How many lines in the records below contain the word "欧亚国际学院"? Answer with the number alone.

> [The data]
:::::
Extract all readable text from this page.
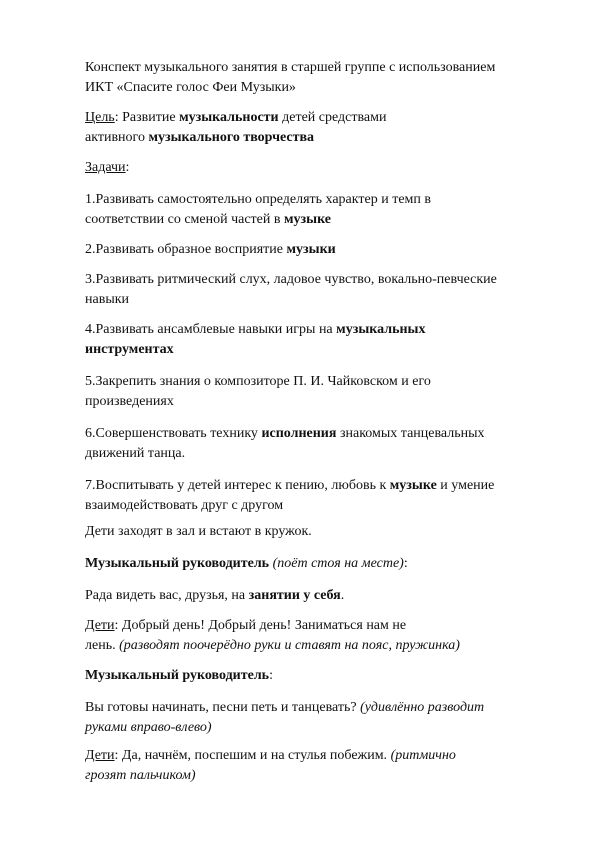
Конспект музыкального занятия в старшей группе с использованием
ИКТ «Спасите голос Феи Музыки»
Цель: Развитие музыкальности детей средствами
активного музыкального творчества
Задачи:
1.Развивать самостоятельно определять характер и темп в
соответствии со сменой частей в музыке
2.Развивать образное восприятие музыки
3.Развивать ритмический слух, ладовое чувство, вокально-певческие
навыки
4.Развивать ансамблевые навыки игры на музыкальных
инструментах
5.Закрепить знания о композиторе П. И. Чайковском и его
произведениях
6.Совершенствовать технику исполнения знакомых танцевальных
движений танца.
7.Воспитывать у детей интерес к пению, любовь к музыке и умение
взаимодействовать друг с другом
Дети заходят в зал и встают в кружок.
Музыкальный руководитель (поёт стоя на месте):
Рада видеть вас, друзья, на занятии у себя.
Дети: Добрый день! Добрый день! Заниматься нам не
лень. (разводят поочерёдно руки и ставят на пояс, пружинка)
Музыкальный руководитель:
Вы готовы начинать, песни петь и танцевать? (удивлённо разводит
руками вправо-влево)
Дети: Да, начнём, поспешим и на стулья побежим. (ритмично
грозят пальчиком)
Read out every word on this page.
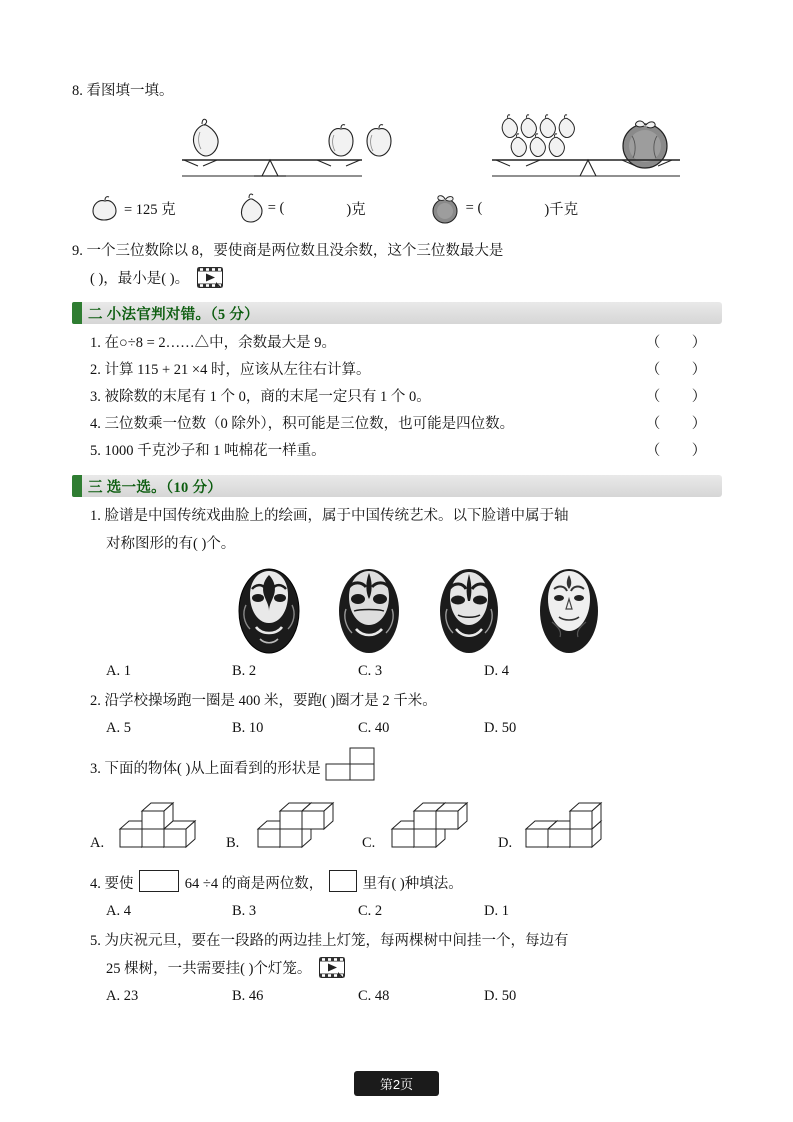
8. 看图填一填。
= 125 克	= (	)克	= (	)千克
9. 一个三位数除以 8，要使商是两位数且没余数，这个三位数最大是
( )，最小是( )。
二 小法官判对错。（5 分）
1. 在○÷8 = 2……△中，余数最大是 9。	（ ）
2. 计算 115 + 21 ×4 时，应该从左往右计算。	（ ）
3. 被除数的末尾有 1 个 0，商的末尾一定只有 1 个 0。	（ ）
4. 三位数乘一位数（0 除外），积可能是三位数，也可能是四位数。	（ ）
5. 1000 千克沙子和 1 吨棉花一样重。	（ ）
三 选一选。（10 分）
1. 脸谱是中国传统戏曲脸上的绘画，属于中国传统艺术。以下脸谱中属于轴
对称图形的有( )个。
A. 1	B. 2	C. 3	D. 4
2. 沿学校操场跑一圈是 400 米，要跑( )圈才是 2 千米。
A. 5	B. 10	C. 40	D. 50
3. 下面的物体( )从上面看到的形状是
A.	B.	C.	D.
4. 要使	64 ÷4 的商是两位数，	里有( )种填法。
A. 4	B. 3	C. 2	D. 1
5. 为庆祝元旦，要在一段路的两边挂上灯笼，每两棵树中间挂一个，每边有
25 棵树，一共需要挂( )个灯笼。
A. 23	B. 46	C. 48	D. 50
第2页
:::::
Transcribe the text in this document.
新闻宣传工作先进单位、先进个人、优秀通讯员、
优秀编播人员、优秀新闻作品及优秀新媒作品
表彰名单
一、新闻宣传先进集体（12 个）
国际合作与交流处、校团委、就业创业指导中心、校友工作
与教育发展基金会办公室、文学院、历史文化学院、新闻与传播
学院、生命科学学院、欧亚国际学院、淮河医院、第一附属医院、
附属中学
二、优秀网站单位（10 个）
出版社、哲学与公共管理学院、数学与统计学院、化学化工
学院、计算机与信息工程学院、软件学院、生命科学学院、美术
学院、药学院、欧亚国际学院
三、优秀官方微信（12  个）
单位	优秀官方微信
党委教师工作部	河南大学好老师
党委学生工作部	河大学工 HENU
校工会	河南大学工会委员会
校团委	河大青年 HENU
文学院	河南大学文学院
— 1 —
:::::
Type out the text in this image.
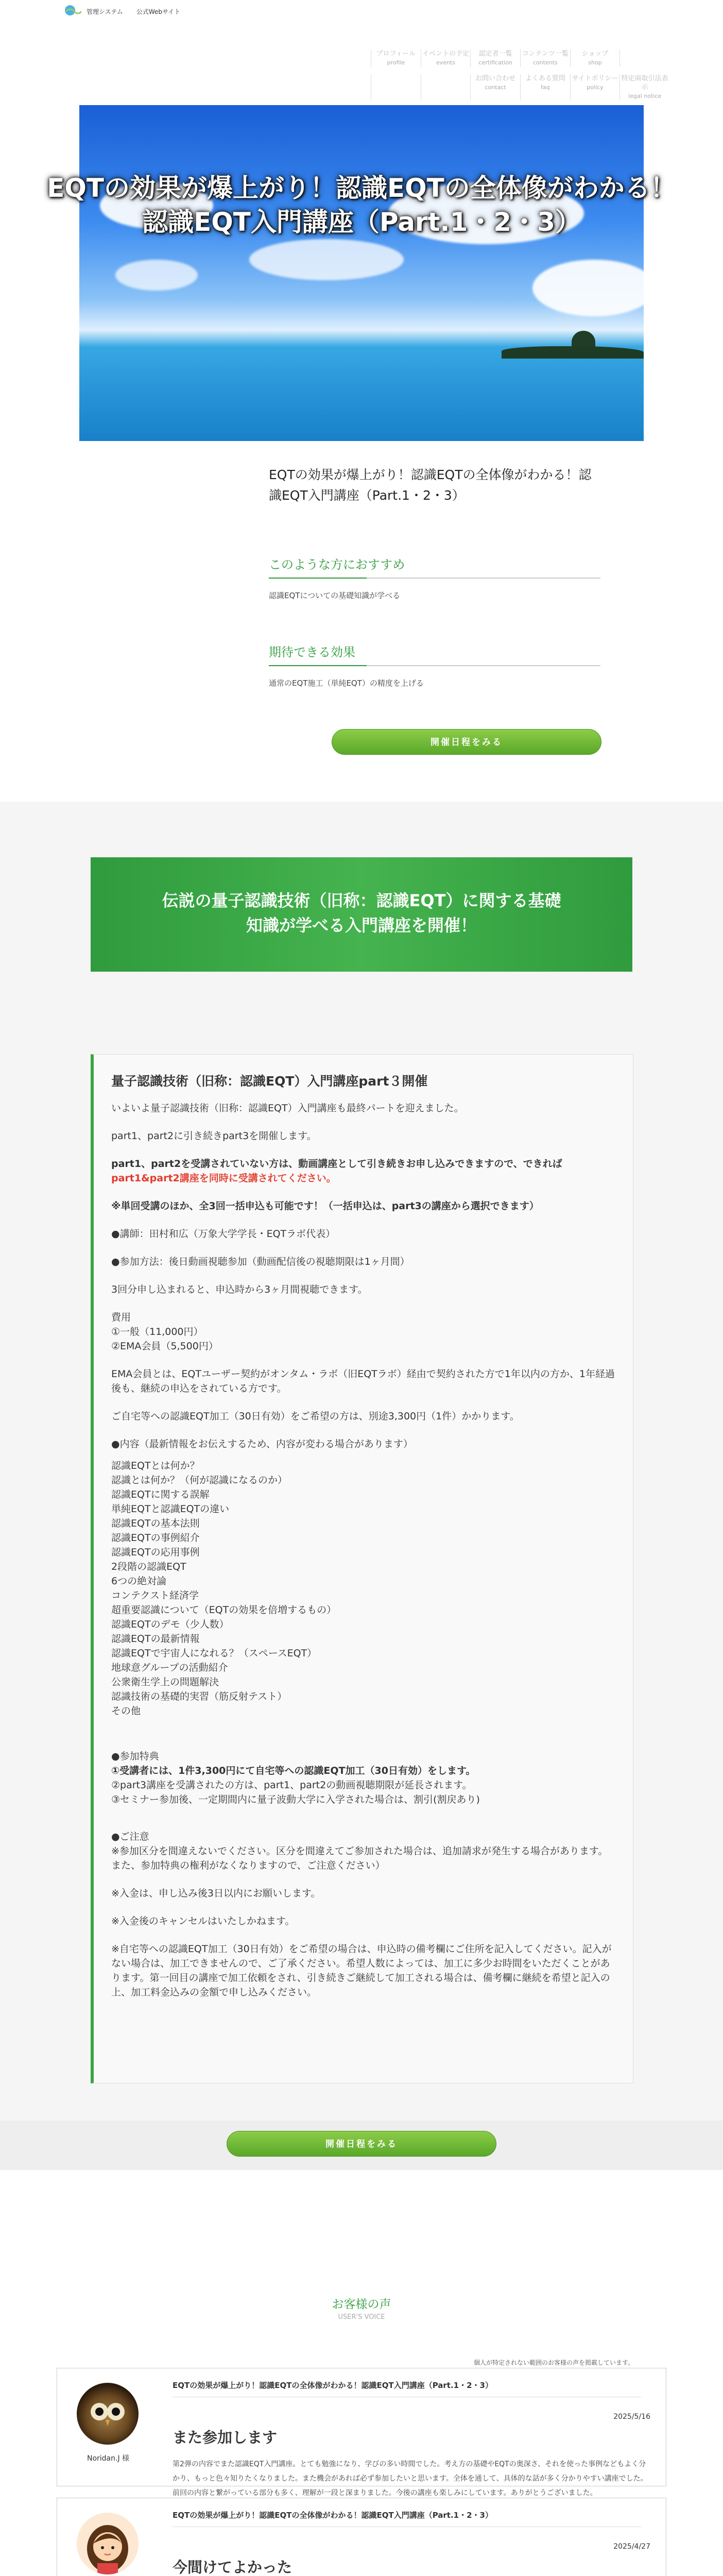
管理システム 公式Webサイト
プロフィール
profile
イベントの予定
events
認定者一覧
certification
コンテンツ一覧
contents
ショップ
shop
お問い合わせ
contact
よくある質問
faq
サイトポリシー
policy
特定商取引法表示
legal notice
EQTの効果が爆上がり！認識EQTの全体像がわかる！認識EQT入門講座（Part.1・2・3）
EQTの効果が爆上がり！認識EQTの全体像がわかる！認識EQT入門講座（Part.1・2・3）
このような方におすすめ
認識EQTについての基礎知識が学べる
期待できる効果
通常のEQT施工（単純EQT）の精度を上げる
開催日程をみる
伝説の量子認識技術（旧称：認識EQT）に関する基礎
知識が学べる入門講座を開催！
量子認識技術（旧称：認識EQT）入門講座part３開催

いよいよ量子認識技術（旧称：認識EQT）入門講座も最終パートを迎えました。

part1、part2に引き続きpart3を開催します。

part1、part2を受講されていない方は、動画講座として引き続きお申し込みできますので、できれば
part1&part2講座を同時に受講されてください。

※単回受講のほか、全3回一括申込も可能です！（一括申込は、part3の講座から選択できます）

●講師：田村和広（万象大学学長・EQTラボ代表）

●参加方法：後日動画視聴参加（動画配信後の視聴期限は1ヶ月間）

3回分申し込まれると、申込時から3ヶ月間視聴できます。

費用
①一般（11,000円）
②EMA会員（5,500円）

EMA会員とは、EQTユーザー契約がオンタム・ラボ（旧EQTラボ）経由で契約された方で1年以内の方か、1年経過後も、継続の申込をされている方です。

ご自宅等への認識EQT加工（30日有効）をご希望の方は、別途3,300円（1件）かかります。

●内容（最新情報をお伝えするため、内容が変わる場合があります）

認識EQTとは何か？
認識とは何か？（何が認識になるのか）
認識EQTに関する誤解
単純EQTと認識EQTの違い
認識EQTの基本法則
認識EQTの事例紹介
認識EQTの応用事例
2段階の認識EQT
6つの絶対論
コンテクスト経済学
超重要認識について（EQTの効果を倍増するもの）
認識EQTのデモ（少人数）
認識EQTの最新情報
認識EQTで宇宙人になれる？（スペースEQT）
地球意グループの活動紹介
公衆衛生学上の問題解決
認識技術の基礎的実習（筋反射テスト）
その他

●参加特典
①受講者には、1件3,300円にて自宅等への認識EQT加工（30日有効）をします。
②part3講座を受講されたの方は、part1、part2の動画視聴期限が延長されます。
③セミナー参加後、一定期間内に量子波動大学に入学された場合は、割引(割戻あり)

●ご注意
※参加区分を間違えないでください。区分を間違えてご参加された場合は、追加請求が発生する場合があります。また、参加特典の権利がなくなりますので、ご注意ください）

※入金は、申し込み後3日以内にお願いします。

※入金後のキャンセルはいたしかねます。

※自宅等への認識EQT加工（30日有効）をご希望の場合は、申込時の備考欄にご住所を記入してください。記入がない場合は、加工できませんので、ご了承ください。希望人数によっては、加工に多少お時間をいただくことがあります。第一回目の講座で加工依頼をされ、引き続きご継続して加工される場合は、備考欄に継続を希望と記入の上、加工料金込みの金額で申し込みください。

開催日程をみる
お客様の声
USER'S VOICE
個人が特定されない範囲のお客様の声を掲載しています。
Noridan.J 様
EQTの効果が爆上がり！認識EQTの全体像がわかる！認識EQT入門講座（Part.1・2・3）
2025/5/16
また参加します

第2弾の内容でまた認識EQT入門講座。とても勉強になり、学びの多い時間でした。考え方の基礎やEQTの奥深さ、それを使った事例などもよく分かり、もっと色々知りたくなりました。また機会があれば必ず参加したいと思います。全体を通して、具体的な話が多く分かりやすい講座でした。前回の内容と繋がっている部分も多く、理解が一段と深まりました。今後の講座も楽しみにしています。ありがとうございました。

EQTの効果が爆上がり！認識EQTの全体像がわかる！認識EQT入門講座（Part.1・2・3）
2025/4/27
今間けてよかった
:::::
> [The completed task] 2